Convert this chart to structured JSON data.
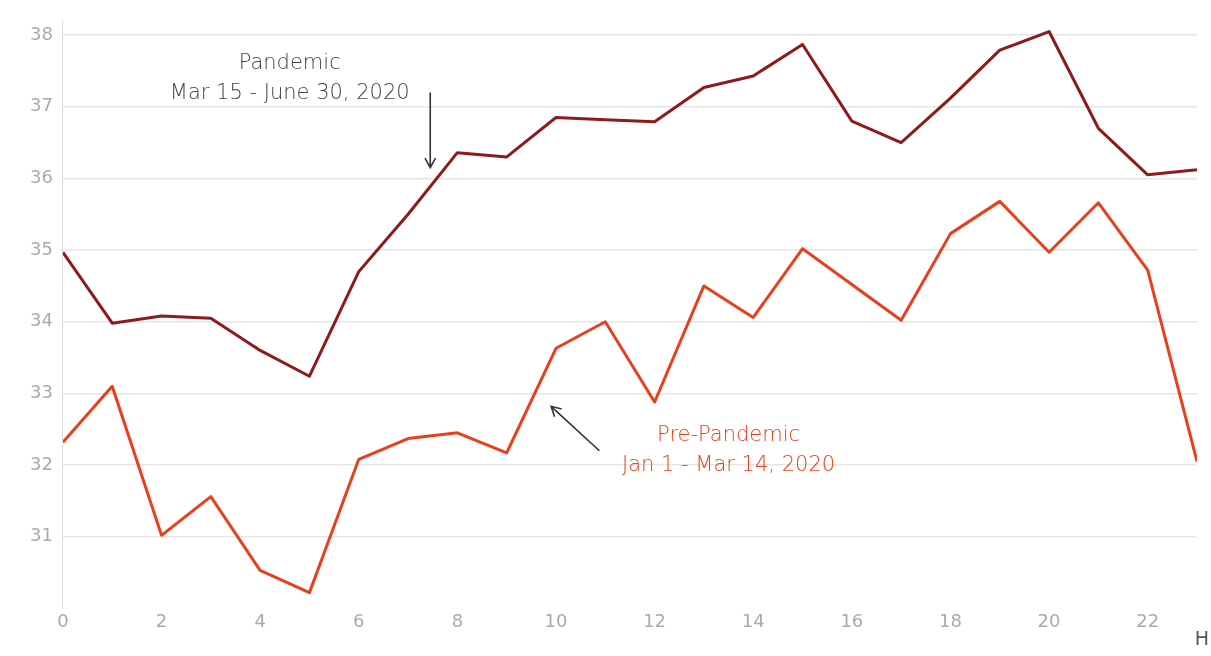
{
  "chart_data": {
    "type": "line",
    "xlabel": "H",
    "x": [
      0,
      1,
      2,
      3,
      4,
      5,
      6,
      7,
      8,
      9,
      10,
      11,
      12,
      13,
      14,
      15,
      16,
      17,
      18,
      19,
      20,
      21,
      22,
      23
    ],
    "series": [
      {
        "color": "#8e1b1b",
        "values": [
          34.97,
          33.98,
          34.08,
          34.05,
          33.6,
          33.24,
          34.7,
          35.5,
          36.36,
          36.3,
          36.85,
          36.82,
          36.79,
          37.27,
          37.43,
          37.87,
          36.8,
          36.5,
          37.12,
          37.79,
          38.05,
          36.7,
          36.05,
          36.12
        ]
      },
      {
        "color": "#e8401c",
        "values": [
          32.32,
          33.1,
          31.02,
          31.56,
          30.53,
          30.22,
          32.08,
          32.37,
          32.45,
          32.17,
          33.63,
          34.0,
          32.88,
          34.5,
          34.06,
          35.02,
          34.52,
          34.02,
          35.23,
          35.68,
          34.97,
          35.66,
          34.72,
          32.05
        ]
      }
    ],
    "xlim": [
      0,
      23
    ],
    "xticks": [
      0,
      2,
      4,
      6,
      8,
      10,
      12,
      14,
      16,
      18,
      20,
      22
    ],
    "ylim": [
      30,
      38.2
    ],
    "yticks": [
      31,
      32,
      33,
      34,
      35,
      36,
      37,
      38
    ],
    "grid": "y",
    "legend": false,
    "marker": "none",
    "line_style": "solid",
    "annotations": [
      "Pandemic\nMar 15 - June 30, 2020",
      "Pre-Pandemic\nJan 1 - Mar 14, 2020"
    ]
  }
}
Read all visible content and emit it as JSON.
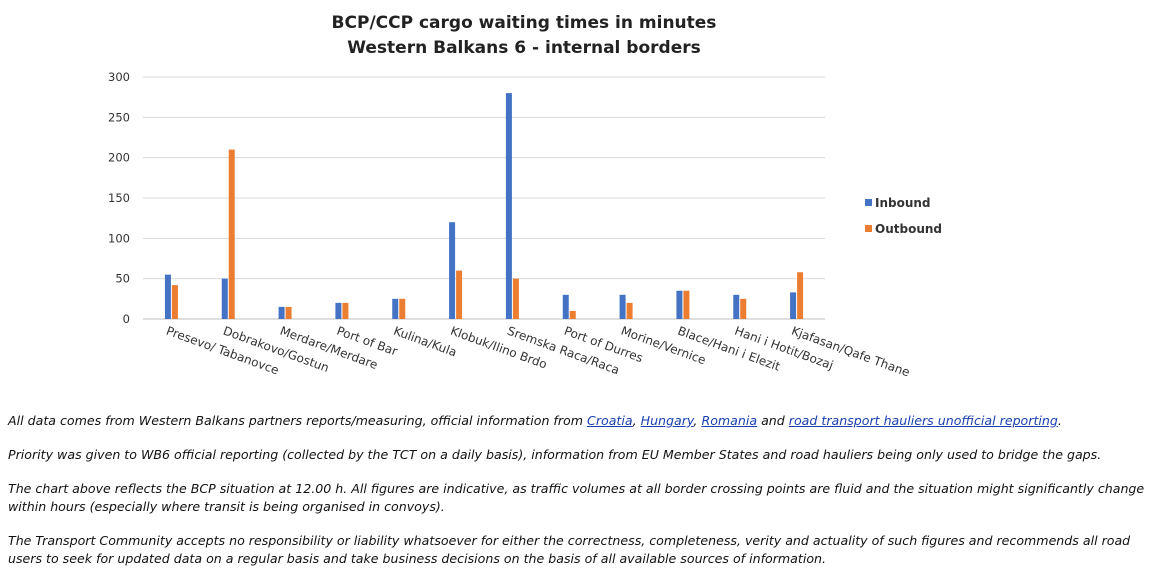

________________________________________

Using the material above, report each line where "Pandemic" occurs.

      "Pandemic\nMar 15 - June 30, 2020",
      "Pre-Pandemic\nJan 1 - Mar 14, 2020"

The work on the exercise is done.